# [Exercise]
Select the lines that hold the word "光具座附件" and copy each one.
####
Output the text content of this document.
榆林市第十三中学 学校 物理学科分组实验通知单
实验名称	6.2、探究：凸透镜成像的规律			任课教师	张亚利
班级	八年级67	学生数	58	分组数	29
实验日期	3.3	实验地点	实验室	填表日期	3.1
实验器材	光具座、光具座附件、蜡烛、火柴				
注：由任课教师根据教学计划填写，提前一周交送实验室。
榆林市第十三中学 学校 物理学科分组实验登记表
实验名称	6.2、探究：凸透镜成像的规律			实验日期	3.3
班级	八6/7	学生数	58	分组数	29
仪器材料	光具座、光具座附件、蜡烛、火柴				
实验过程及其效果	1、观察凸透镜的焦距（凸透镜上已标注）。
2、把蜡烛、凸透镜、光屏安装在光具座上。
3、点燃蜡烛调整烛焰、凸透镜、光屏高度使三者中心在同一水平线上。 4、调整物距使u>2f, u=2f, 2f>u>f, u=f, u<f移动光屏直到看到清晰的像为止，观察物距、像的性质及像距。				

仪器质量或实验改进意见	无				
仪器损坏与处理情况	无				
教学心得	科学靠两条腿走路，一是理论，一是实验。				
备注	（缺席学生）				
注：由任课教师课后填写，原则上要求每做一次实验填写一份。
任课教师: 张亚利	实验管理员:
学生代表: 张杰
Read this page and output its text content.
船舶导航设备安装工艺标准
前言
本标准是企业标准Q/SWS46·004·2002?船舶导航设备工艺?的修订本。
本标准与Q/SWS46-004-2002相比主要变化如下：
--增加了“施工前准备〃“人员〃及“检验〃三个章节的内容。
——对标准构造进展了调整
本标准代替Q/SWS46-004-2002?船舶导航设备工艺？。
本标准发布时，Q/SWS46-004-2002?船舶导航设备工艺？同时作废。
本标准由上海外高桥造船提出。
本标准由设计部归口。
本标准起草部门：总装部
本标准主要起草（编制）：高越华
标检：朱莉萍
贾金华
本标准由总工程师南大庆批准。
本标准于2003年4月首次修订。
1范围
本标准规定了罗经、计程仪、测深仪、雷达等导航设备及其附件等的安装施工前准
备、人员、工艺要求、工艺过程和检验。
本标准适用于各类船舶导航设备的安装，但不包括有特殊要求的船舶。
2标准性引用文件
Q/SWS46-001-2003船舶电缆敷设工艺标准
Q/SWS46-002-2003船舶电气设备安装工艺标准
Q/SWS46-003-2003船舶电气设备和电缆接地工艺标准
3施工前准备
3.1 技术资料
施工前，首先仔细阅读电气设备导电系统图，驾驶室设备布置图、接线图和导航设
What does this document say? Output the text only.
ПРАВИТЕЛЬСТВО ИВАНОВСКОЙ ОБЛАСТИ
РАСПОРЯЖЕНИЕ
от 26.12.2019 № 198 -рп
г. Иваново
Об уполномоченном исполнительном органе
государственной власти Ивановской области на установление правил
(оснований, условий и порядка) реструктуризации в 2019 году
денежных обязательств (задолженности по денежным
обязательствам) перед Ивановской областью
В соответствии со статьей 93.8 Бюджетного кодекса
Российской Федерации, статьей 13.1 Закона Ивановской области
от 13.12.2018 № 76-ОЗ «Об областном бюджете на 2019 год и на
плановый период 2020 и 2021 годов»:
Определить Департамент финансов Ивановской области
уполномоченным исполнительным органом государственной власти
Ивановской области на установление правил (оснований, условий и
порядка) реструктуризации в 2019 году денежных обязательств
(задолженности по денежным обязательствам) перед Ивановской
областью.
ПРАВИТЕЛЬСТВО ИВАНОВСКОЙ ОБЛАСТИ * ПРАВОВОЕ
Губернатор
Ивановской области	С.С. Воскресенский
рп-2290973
####
# [Written response]
实验器材	光具座、光具座附件、蜡烛、火柴				
仪器材料	光具座、光具座附件、蜡烛、火柴				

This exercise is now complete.